» **What you are asked to do**
In the entries that follow, how many lines contain "speaker"? Answer with the number only.

+++++

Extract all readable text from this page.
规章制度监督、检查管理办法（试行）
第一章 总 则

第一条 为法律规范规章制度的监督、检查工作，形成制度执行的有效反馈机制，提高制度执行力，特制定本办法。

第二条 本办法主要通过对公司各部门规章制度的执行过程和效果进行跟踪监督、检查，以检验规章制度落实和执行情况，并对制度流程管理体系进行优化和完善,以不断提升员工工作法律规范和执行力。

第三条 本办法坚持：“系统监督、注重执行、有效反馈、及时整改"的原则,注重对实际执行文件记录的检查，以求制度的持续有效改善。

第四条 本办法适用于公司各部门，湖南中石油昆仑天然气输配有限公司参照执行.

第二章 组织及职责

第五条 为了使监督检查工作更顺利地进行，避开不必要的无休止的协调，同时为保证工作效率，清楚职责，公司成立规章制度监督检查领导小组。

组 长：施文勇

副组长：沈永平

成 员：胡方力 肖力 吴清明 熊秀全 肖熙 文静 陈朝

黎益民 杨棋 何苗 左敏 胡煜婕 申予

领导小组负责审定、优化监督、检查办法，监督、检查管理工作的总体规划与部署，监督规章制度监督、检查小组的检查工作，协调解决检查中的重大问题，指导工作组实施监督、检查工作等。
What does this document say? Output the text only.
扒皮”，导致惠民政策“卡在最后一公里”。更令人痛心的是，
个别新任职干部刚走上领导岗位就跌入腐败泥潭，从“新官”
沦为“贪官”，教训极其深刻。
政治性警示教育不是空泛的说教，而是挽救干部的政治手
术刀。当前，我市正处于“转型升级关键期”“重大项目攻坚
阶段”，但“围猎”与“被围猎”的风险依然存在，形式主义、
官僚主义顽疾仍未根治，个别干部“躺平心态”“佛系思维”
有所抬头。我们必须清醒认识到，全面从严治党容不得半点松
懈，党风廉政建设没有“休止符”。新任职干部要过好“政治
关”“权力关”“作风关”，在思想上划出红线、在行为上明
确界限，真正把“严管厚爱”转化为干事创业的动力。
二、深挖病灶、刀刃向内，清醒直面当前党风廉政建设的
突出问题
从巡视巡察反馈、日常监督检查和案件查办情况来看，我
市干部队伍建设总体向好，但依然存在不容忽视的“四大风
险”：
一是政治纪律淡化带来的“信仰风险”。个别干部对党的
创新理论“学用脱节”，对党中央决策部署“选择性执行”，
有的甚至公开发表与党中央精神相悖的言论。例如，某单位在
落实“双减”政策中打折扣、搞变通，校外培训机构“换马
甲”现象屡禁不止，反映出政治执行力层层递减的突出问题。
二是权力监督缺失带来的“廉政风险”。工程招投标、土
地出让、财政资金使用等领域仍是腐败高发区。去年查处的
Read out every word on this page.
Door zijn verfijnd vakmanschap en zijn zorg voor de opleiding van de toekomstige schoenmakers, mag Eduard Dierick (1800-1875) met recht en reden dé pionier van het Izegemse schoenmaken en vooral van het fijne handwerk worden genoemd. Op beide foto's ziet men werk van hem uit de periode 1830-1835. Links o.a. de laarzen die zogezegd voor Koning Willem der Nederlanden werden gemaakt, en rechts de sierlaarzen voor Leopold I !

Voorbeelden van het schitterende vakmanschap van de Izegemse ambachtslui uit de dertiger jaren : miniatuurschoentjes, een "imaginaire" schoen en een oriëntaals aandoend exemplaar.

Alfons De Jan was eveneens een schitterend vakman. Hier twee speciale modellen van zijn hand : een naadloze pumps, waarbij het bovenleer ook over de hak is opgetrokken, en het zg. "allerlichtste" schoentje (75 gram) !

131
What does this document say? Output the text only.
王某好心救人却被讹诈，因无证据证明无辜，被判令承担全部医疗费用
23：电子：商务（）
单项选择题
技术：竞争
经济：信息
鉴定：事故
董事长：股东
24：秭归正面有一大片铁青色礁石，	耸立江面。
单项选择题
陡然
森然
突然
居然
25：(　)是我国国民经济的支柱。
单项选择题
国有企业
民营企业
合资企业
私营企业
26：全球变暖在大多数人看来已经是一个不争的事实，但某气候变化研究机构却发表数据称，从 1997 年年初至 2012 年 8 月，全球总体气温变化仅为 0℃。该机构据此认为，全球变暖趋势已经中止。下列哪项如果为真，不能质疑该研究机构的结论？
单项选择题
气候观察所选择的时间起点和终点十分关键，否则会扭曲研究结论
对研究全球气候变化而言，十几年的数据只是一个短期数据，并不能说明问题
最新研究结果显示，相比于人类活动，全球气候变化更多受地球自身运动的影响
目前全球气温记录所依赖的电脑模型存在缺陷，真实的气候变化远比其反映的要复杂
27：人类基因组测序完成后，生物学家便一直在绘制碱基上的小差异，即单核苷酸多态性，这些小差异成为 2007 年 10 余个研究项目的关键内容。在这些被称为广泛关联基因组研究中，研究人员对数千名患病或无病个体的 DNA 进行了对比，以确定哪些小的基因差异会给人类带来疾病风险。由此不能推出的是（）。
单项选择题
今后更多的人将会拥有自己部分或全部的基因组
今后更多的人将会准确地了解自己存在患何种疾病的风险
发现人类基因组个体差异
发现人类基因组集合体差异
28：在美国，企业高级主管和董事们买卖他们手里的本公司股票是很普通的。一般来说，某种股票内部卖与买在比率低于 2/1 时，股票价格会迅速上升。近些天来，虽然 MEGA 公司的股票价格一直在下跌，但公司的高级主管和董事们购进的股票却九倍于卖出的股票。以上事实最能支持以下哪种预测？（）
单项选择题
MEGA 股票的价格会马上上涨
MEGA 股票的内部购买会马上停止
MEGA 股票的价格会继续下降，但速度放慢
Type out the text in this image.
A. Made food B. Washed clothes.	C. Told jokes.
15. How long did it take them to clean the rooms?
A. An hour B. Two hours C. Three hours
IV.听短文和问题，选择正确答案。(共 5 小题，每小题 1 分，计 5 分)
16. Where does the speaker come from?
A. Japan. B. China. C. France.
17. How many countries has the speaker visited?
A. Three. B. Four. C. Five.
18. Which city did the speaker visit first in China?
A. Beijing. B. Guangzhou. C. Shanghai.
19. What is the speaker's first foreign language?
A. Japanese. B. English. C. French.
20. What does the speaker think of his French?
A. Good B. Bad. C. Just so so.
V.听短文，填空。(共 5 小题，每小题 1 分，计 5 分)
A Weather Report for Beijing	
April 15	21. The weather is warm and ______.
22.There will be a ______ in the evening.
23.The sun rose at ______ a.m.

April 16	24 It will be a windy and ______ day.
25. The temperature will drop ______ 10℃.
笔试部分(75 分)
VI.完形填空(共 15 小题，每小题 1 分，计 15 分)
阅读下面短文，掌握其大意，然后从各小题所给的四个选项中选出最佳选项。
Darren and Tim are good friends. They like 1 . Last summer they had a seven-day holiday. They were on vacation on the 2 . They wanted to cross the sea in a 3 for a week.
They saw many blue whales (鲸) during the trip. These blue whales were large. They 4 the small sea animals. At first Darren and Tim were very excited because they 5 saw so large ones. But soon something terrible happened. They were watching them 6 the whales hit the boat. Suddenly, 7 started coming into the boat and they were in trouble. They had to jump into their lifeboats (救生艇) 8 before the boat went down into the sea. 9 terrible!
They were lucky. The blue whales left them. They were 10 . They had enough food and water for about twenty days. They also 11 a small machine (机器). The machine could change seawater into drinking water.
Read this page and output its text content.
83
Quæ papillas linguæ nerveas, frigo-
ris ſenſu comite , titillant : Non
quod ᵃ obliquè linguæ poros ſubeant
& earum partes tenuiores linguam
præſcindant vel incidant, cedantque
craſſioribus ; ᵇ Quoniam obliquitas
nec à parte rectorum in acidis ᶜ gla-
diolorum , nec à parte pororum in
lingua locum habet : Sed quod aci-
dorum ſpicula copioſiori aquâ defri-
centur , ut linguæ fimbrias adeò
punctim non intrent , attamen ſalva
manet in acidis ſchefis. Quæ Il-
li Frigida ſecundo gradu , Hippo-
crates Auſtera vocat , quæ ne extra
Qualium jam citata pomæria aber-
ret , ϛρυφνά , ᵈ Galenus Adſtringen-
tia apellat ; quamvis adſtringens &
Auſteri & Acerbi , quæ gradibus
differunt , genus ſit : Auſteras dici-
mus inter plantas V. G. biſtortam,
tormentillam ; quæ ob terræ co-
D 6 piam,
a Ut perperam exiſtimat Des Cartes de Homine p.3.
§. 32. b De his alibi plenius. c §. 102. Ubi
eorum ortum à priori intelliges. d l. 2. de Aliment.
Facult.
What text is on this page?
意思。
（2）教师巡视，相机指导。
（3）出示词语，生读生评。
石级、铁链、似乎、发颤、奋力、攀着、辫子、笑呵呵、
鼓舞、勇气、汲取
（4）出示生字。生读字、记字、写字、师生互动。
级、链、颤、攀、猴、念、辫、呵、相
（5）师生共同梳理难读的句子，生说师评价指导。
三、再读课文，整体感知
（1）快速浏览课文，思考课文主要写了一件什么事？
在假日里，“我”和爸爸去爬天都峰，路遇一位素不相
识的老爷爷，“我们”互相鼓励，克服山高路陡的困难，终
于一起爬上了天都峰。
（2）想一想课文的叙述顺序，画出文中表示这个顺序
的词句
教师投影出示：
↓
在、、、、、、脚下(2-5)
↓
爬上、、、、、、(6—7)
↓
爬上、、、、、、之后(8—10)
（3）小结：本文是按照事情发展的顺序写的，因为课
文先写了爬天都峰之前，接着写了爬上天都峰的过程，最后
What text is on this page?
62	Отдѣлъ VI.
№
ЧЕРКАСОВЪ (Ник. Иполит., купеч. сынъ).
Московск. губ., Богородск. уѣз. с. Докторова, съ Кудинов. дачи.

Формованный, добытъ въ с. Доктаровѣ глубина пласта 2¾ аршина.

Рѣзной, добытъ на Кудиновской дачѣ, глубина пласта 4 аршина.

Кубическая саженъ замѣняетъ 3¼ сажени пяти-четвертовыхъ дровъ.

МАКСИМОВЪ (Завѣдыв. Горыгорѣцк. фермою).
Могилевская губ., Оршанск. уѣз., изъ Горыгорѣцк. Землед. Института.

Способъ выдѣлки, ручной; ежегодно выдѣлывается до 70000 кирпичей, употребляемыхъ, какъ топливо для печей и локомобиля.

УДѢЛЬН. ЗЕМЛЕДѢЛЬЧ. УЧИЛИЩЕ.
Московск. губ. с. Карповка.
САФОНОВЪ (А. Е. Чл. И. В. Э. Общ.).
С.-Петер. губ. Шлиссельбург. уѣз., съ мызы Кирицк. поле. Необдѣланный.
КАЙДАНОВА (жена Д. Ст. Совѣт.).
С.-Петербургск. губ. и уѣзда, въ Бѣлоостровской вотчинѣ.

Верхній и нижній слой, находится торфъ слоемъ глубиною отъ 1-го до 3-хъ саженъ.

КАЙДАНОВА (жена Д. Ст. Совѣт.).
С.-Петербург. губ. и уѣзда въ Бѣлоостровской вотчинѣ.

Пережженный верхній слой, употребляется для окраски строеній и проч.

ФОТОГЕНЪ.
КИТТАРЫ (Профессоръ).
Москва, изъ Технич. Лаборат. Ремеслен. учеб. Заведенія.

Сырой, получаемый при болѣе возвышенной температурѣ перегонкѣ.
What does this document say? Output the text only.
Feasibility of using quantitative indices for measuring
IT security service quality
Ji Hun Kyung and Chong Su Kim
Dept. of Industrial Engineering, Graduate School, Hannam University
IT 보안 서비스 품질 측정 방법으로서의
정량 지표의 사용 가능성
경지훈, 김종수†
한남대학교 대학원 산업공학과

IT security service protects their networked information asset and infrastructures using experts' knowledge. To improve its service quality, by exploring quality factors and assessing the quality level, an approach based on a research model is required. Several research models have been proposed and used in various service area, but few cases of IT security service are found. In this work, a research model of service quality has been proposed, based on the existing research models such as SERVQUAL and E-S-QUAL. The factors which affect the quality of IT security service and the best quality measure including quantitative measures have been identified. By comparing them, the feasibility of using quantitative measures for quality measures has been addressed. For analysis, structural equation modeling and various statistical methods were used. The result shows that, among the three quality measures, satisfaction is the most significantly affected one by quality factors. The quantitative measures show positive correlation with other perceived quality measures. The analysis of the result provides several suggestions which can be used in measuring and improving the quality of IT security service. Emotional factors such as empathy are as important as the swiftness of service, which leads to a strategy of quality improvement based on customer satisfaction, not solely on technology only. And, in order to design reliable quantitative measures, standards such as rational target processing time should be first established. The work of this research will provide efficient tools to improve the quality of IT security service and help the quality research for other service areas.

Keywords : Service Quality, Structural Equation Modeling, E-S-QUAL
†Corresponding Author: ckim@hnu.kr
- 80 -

+++++

» **Response**
5